---------- Data rows
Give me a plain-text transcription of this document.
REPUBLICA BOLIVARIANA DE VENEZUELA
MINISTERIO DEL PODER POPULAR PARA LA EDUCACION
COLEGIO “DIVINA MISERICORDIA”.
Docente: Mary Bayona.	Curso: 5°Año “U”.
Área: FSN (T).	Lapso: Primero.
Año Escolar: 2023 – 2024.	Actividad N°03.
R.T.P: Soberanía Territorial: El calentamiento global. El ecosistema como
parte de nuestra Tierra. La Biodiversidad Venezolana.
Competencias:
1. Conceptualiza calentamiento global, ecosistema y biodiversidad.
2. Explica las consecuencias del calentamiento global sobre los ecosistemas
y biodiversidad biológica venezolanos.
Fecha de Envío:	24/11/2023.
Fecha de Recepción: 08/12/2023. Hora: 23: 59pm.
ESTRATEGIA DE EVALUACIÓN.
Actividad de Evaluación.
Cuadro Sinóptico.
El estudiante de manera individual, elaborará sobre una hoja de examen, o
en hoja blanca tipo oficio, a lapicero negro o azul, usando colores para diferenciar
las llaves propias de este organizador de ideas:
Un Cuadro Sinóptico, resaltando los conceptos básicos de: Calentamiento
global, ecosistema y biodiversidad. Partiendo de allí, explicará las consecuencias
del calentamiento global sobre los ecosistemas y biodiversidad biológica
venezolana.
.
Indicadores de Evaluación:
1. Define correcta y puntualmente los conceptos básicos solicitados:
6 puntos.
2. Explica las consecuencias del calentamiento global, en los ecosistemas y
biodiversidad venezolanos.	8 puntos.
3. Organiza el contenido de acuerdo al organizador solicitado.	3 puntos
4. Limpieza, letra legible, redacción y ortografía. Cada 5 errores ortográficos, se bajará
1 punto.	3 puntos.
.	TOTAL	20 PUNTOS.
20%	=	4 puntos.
--------------------
What you need to do - Take the listing above and write it out again exactly.

Written answer -
Give me a plain-text transcription of this document.
REPUBLICA BOLIVARIANA DE VENEZUELA
MINISTERIO DEL PODER POPULAR PARA LA EDUCACION
COLEGIO “DIVINA MISERICORDIA”.
Docente: Mary Bayona.	Curso: 5°Año “U”.
Área: FSN (T).	Lapso: Primero.
Año Escolar: 2023 – 2024.	Actividad N°03.
R.T.P: Soberanía Territorial: El calentamiento global. El ecosistema como
parte de nuestra Tierra. La Biodiversidad Venezolana.
Competencias:
1. Conceptualiza calentamiento global, ecosistema y biodiversidad.
2. Explica las consecuencias del calentamiento global sobre los ecosistemas
y biodiversidad biológica venezolanos.
Fecha de Envío:	24/11/2023.
Fecha de Recepción: 08/12/2023. Hora: 23: 59pm.
ESTRATEGIA DE EVALUACIÓN.
Actividad de Evaluación.
Cuadro Sinóptico.
El estudiante de manera individual, elaborará sobre una hoja de examen, o
en hoja blanca tipo oficio, a lapicero negro o azul, usando colores para diferenciar
las llaves propias de este organizador de ideas:
Un Cuadro Sinóptico, resaltando los conceptos básicos de: Calentamiento
global, ecosistema y biodiversidad. Partiendo de allí, explicará las consecuencias
del calentamiento global sobre los ecosistemas y biodiversidad biológica
venezolana.
.
Indicadores de Evaluación:
1. Define correcta y puntualmente los conceptos básicos solicitados:
6 puntos.
2. Explica las consecuencias del calentamiento global, en los ecosistemas y
biodiversidad venezolanos.	8 puntos.
3. Organiza el contenido de acuerdo al organizador solicitado.	3 puntos
4. Limpieza, letra legible, redacción y ortografía. Cada 5 errores ortográficos, se bajará
1 punto.	3 puntos.
.	TOTAL	20 PUNTOS.
20%	=	4 puntos.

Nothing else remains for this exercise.